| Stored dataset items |
::::::::::
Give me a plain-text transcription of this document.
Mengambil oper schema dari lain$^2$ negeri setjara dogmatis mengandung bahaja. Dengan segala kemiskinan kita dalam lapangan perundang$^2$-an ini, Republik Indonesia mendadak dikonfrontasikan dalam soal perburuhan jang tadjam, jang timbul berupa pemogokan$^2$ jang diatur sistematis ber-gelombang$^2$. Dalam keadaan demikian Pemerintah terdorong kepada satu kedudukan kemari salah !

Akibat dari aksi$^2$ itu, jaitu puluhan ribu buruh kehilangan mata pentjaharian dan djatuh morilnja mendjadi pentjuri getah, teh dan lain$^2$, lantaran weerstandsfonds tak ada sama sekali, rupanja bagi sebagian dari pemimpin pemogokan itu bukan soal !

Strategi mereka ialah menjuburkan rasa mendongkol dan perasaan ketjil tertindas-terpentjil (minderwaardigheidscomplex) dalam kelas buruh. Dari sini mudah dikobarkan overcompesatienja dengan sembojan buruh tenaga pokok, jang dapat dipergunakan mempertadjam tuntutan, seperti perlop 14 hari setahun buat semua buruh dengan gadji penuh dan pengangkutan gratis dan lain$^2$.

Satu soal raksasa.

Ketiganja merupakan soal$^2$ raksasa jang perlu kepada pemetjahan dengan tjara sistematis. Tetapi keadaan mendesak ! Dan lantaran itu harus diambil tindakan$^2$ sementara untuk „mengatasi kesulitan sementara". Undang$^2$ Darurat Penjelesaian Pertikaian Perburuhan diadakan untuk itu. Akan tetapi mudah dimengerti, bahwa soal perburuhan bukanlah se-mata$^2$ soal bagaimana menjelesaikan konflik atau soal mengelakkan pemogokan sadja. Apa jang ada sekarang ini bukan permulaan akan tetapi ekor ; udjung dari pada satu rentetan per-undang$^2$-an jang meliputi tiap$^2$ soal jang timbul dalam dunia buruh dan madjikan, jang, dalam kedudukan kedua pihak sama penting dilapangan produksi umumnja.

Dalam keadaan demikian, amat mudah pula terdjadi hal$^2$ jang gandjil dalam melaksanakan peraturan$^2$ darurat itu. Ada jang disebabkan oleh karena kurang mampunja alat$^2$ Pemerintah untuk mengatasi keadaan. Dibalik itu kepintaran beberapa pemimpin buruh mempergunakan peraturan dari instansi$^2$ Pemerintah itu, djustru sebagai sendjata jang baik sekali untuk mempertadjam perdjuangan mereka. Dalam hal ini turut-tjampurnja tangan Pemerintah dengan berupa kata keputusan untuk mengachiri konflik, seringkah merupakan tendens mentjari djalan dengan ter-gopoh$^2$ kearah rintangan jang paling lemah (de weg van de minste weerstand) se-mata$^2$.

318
::::::::::
| GOAL OF THE EXERCISE |
Return every entry verbatim.

| SOLVED PROBLEM |
Give me a plain-text transcription of this document.
Mengambil oper schema dari lain$^2$ negeri setjara dogmatis mengandung bahaja. Dengan segala kemiskinan kita dalam lapangan perundang$^2$-an ini, Republik Indonesia mendadak dikonfrontasikan dalam soal perburuhan jang tadjam, jang timbul berupa pemogokan$^2$ jang diatur sistematis ber-gelombang$^2$. Dalam keadaan demikian Pemerintah terdorong kepada satu kedudukan kemari salah !

Akibat dari aksi$^2$ itu, jaitu puluhan ribu buruh kehilangan mata pentjaharian dan djatuh morilnja mendjadi pentjuri getah, teh dan lain$^2$, lantaran weerstandsfonds tak ada sama sekali, rupanja bagi sebagian dari pemimpin pemogokan itu bukan soal !

Strategi mereka ialah menjuburkan rasa mendongkol dan perasaan ketjil tertindas-terpentjil (minderwaardigheidscomplex) dalam kelas buruh. Dari sini mudah dikobarkan overcompesatienja dengan sembojan buruh tenaga pokok, jang dapat dipergunakan mempertadjam tuntutan, seperti perlop 14 hari setahun buat semua buruh dengan gadji penuh dan pengangkutan gratis dan lain$^2$.

Satu soal raksasa.

Ketiganja merupakan soal$^2$ raksasa jang perlu kepada pemetjahan dengan tjara sistematis. Tetapi keadaan mendesak ! Dan lantaran itu harus diambil tindakan$^2$ sementara untuk „mengatasi kesulitan sementara". Undang$^2$ Darurat Penjelesaian Pertikaian Perburuhan diadakan untuk itu. Akan tetapi mudah dimengerti, bahwa soal perburuhan bukanlah se-mata$^2$ soal bagaimana menjelesaikan konflik atau soal mengelakkan pemogokan sadja. Apa jang ada sekarang ini bukan permulaan akan tetapi ekor ; udjung dari pada satu rentetan per-undang$^2$-an jang meliputi tiap$^2$ soal jang timbul dalam dunia buruh dan madjikan, jang, dalam kedudukan kedua pihak sama penting dilapangan produksi umumnja.

Dalam keadaan demikian, amat mudah pula terdjadi hal$^2$ jang gandjil dalam melaksanakan peraturan$^2$ darurat itu. Ada jang disebabkan oleh karena kurang mampunja alat$^2$ Pemerintah untuk mengatasi keadaan. Dibalik itu kepintaran beberapa pemimpin buruh mempergunakan peraturan dari instansi$^2$ Pemerintah itu, djustru sebagai sendjata jang baik sekali untuk mempertadjam perdjuangan mereka. Dalam hal ini turut-tjampurnja tangan Pemerintah dengan berupa kata keputusan untuk mengachiri konflik, seringkah merupakan tendens mentjari djalan dengan ter-gopoh$^2$ kearah rintangan jang paling lemah (de weg van de minste weerstand) se-mata$^2$.

318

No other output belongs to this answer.